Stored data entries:

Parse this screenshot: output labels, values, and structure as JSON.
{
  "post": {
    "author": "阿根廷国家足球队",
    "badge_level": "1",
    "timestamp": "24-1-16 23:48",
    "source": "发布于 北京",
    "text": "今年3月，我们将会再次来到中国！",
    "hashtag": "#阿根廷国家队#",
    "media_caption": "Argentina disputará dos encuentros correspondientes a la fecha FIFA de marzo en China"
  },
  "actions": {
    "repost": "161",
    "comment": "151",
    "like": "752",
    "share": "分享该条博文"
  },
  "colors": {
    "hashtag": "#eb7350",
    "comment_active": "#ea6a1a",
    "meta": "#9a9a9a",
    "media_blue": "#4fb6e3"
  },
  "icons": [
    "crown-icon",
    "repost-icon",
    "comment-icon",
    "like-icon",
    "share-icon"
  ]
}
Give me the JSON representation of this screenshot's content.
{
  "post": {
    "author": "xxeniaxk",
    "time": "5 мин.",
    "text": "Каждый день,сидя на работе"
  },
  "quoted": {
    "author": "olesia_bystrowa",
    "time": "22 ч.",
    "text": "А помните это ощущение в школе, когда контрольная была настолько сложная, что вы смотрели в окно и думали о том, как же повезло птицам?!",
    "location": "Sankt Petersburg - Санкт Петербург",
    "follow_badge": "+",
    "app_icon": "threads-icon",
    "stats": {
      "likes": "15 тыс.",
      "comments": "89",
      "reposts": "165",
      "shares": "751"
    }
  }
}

EXERCISE INSTRUCTIONS
Set out the complete listing exactly as shown.

REPLY
Parse this screenshot: output labels, values, and structure as JSON.
{
  "post": {
    "author": "阿根廷国家足球队",
    "badge_level": "1",
    "timestamp": "24-1-16 23:48",
    "source": "发布于 北京",
    "text": "今年3月，我们将会再次来到中国！",
    "hashtag": "#阿根廷国家队#",
    "media_caption": "Argentina disputará dos encuentros correspondientes a la fecha FIFA de marzo en China"
  },
  "actions": {
    "repost": "161",
    "comment": "151",
    "like": "752",
    "share": "分享该条博文"
  },
  "colors": {
    "hashtag": "#eb7350",
    "comment_active": "#ea6a1a",
    "meta": "#9a9a9a",
    "media_blue": "#4fb6e3"
  },
  "icons": [
    "crown-icon",
    "repost-icon",
    "comment-icon",
    "like-icon",
    "share-icon"
  ]
}
Give me the JSON representation of this screenshot's content.
{
  "post": {
    "author": "xxeniaxk",
    "time": "5 мин.",
    "text": "Каждый день,сидя на работе"
  },
  "quoted": {
    "author": "olesia_bystrowa",
    "time": "22 ч.",
    "text": "А помните это ощущение в школе, когда контрольная была настолько сложная, что вы смотрели в окно и думали о том, как же повезло птицам?!",
    "location": "Sankt Petersburg - Санкт Петербург",
    "follow_badge": "+",
    "app_icon": "threads-icon",
    "stats": {
      "likes": "15 тыс.",
      "comments": "89",
      "reposts": "165",
      "shares": "751"
    }
  }
}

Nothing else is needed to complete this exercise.